■ **What is being asked**
Without the pictures, return all of the material exactly as written.

■ **Records supplied**
· · ·
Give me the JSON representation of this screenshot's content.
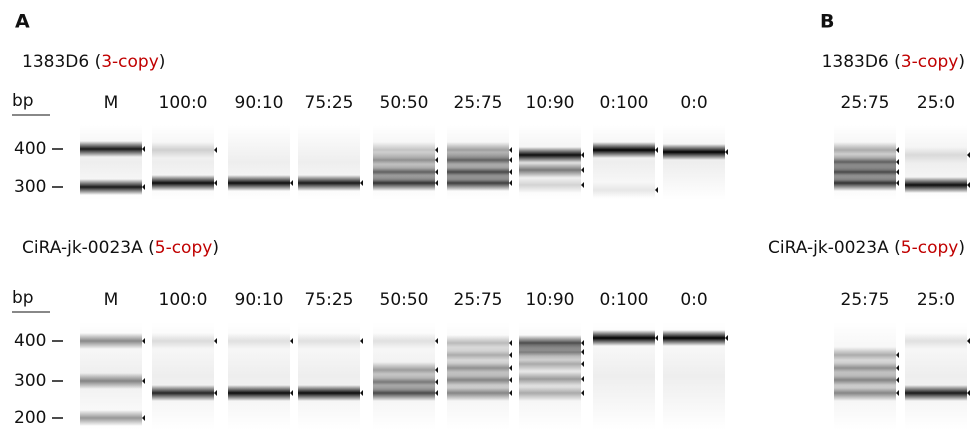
{
  "panels": [
    {
      "label": "A",
      "blots": [
        {
          "title": [
            "1383D6 (",
            "3-copy",
            ")"
          ],
          "unit": "bp",
          "lanes": [
            "M",
            "100:0",
            "90:10",
            "75:25",
            "50:50",
            "25:75",
            "10:90",
            "0:100",
            "0:0"
          ],
          "markers": [
            "400",
            "300"
          ]
        },
        {
          "title": [
            "CiRA-jk-0023A (",
            "5-copy",
            ")"
          ],
          "unit": "bp",
          "lanes": [
            "M",
            "100:0",
            "90:10",
            "75:25",
            "50:50",
            "25:75",
            "10:90",
            "0:100",
            "0:0"
          ],
          "markers": [
            "400",
            "300",
            "200"
          ]
        }
      ]
    },
    {
      "label": "B",
      "blots": [
        {
          "title": [
            "1383D6 (",
            "3-copy",
            ")"
          ],
          "lanes": [
            "25:75",
            "25:0"
          ]
        },
        {
          "title": [
            "CiRA-jk-0023A (",
            "5-copy",
            ")"
          ],
          "lanes": [
            "25:75",
            "25:0"
          ]
        }
      ]
    }
  ]
}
· · ·
■ **Answer in full**
Give me the JSON representation of this screenshot's content.
{
  "panels": [
    {
      "label": "A",
      "blots": [
        {
          "title": [
            "1383D6 (",
            "3-copy",
            ")"
          ],
          "unit": "bp",
          "lanes": [
            "M",
            "100:0",
            "90:10",
            "75:25",
            "50:50",
            "25:75",
            "10:90",
            "0:100",
            "0:0"
          ],
          "markers": [
            "400",
            "300"
          ]
        },
        {
          "title": [
            "CiRA-jk-0023A (",
            "5-copy",
            ")"
          ],
          "unit": "bp",
          "lanes": [
            "M",
            "100:0",
            "90:10",
            "75:25",
            "50:50",
            "25:75",
            "10:90",
            "0:100",
            "0:0"
          ],
          "markers": [
            "400",
            "300",
            "200"
          ]
        }
      ]
    },
    {
      "label": "B",
      "blots": [
        {
          "title": [
            "1383D6 (",
            "3-copy",
            ")"
          ],
          "lanes": [
            "25:75",
            "25:0"
          ]
        },
        {
          "title": [
            "CiRA-jk-0023A (",
            "5-copy",
            ")"
          ],
          "lanes": [
            "25:75",
            "25:0"
          ]
        }
      ]
    }
  ]
}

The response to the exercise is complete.